=== Task data ===
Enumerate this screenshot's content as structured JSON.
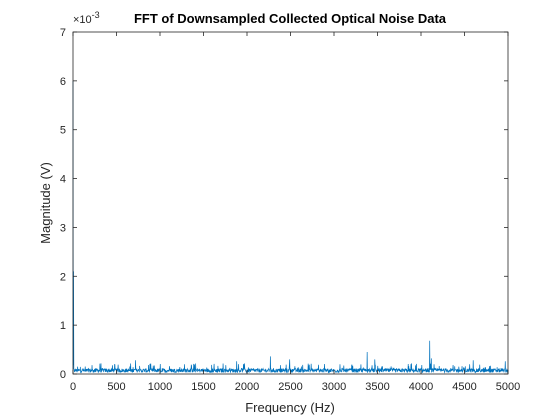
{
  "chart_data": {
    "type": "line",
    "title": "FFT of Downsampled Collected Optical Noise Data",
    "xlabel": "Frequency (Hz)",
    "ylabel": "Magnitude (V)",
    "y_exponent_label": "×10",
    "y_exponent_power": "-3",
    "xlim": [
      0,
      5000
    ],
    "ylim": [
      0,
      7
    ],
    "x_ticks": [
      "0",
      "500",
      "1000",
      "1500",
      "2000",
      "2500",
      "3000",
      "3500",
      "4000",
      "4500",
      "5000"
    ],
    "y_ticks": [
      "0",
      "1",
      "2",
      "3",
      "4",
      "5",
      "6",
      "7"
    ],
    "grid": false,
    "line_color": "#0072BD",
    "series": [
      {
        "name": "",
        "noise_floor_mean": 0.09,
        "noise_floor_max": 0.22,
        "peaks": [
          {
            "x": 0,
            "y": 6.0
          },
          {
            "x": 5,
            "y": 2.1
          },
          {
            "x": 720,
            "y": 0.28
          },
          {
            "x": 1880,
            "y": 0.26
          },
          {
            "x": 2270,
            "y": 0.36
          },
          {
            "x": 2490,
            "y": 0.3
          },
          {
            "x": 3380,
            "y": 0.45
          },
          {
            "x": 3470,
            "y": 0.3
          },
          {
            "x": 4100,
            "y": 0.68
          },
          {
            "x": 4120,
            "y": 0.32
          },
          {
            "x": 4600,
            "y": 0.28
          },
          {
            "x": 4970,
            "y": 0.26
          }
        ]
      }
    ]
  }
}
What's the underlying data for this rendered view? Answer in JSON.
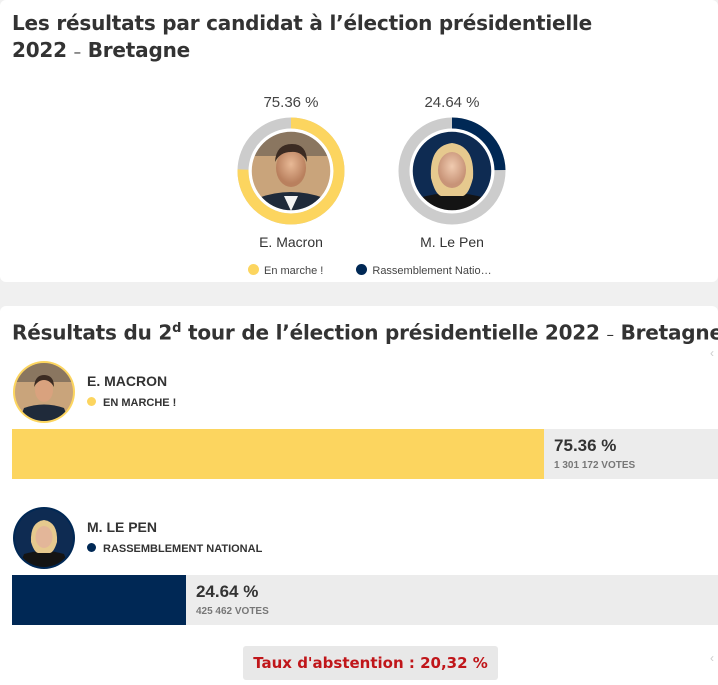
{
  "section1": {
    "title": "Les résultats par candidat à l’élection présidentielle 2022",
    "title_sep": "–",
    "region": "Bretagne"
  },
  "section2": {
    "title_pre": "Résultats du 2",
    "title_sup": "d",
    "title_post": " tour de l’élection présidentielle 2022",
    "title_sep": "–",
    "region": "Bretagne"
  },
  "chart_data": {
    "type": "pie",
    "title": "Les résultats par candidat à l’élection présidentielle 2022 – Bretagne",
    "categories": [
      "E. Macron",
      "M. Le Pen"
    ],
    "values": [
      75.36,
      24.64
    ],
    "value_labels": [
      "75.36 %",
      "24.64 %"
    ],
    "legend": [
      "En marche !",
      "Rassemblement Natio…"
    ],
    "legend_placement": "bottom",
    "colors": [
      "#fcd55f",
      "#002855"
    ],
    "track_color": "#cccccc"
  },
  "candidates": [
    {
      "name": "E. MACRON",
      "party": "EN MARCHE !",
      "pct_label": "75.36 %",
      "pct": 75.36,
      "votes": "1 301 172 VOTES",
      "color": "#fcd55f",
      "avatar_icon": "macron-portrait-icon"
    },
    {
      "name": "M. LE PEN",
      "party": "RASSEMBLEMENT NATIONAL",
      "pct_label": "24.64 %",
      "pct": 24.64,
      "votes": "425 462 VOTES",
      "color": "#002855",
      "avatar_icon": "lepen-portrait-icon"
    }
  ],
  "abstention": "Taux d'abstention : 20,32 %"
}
---
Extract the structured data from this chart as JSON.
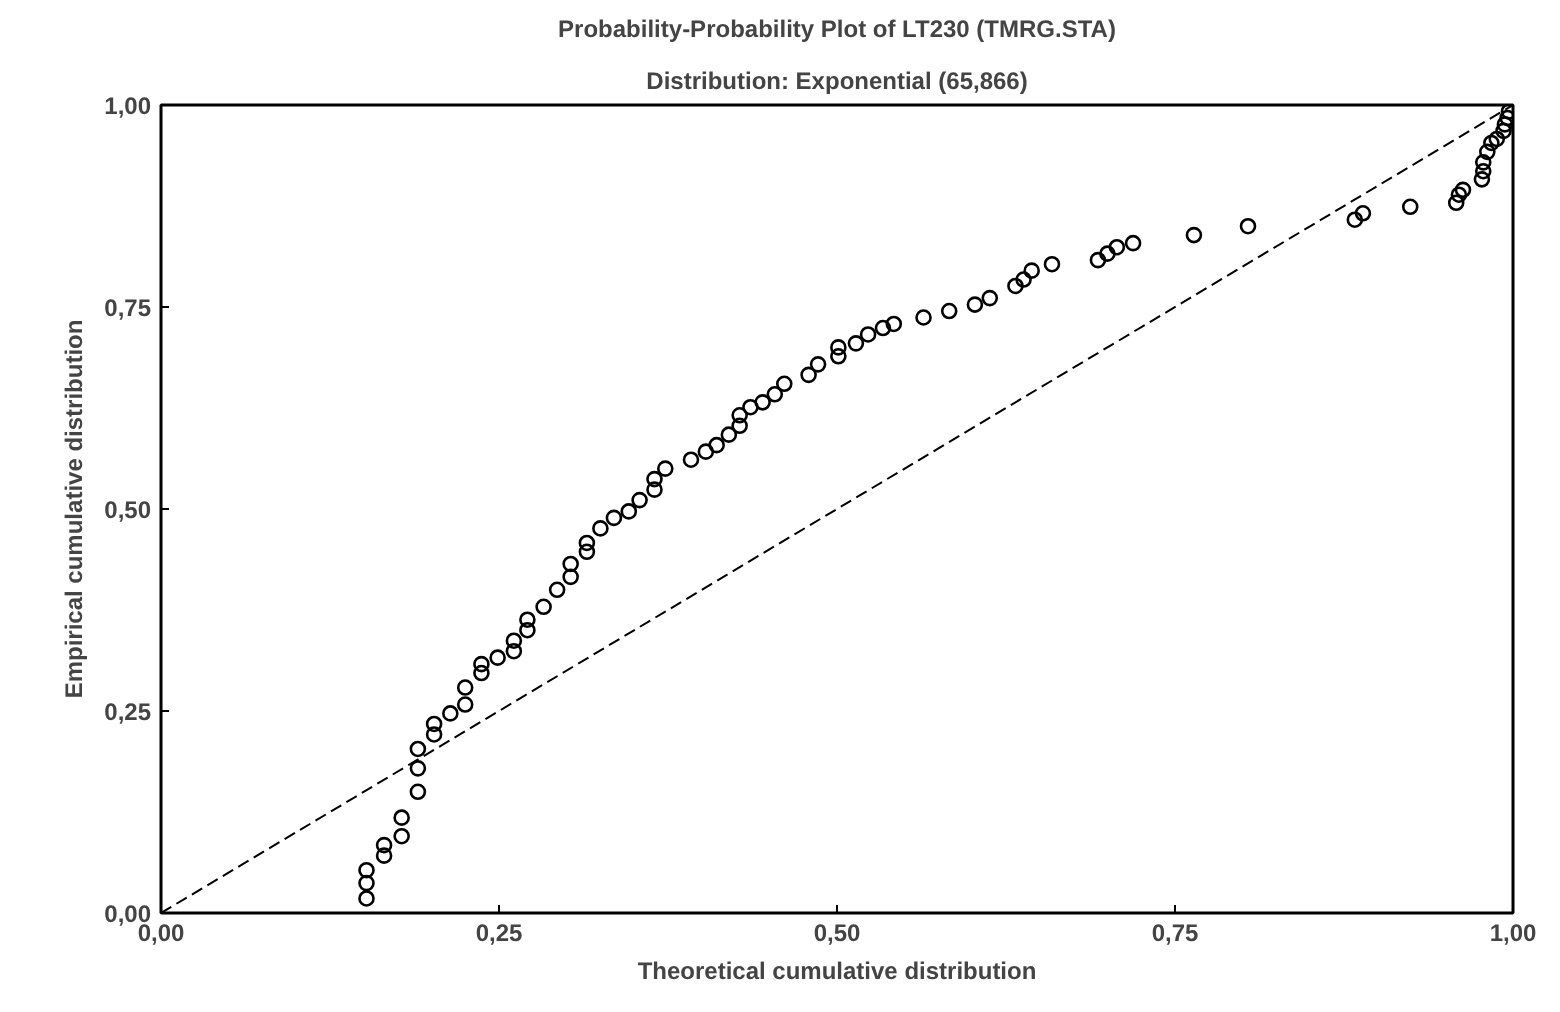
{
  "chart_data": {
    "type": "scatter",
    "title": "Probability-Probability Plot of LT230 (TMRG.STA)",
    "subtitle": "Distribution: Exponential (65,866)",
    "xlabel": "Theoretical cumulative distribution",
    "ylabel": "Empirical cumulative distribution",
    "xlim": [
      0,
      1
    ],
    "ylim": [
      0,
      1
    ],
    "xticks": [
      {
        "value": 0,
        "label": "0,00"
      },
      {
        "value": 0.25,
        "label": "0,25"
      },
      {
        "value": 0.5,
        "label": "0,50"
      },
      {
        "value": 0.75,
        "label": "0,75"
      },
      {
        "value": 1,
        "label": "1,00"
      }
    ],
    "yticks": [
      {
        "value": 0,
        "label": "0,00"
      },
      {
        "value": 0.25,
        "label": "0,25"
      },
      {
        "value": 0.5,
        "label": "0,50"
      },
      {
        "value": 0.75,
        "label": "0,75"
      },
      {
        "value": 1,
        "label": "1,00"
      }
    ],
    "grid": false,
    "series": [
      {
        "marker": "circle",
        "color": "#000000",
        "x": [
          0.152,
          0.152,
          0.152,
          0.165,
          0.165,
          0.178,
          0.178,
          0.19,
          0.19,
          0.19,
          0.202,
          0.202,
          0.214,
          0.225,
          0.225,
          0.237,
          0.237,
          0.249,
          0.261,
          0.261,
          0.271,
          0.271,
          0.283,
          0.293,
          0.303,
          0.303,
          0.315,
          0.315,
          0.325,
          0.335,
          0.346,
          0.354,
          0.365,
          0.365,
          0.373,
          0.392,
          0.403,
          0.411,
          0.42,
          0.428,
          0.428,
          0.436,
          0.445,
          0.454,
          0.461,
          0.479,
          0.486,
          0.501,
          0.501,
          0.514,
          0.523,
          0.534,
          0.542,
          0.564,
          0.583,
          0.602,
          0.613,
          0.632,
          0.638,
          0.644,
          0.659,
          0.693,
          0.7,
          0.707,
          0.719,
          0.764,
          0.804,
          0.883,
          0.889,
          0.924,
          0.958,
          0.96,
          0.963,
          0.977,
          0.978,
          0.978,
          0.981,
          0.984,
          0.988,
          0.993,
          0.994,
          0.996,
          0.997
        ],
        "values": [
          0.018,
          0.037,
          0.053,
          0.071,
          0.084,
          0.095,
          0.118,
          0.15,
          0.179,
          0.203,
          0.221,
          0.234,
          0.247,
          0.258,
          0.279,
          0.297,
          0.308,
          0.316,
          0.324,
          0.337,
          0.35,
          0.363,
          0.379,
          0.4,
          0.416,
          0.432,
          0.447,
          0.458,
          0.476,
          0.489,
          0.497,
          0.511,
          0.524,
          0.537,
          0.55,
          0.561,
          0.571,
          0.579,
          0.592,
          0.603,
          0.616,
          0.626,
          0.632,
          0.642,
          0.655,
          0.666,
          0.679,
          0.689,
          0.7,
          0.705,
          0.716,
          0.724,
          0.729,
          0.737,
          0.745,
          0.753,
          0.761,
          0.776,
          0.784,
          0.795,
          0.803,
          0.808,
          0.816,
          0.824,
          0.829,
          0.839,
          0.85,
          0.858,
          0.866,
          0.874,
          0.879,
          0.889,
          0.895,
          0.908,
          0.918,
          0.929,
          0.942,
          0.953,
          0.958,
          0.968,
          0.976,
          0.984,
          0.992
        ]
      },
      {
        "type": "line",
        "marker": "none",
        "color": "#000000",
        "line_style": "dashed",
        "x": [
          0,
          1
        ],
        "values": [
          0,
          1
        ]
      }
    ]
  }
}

=== Set problem ===
Scan the listing above for the word "icon" and show each line where it is found.

=== Output of the task ===
      "avatar_icon": "macron-portrait-icon"
      "avatar_icon": "lepen-portrait-icon"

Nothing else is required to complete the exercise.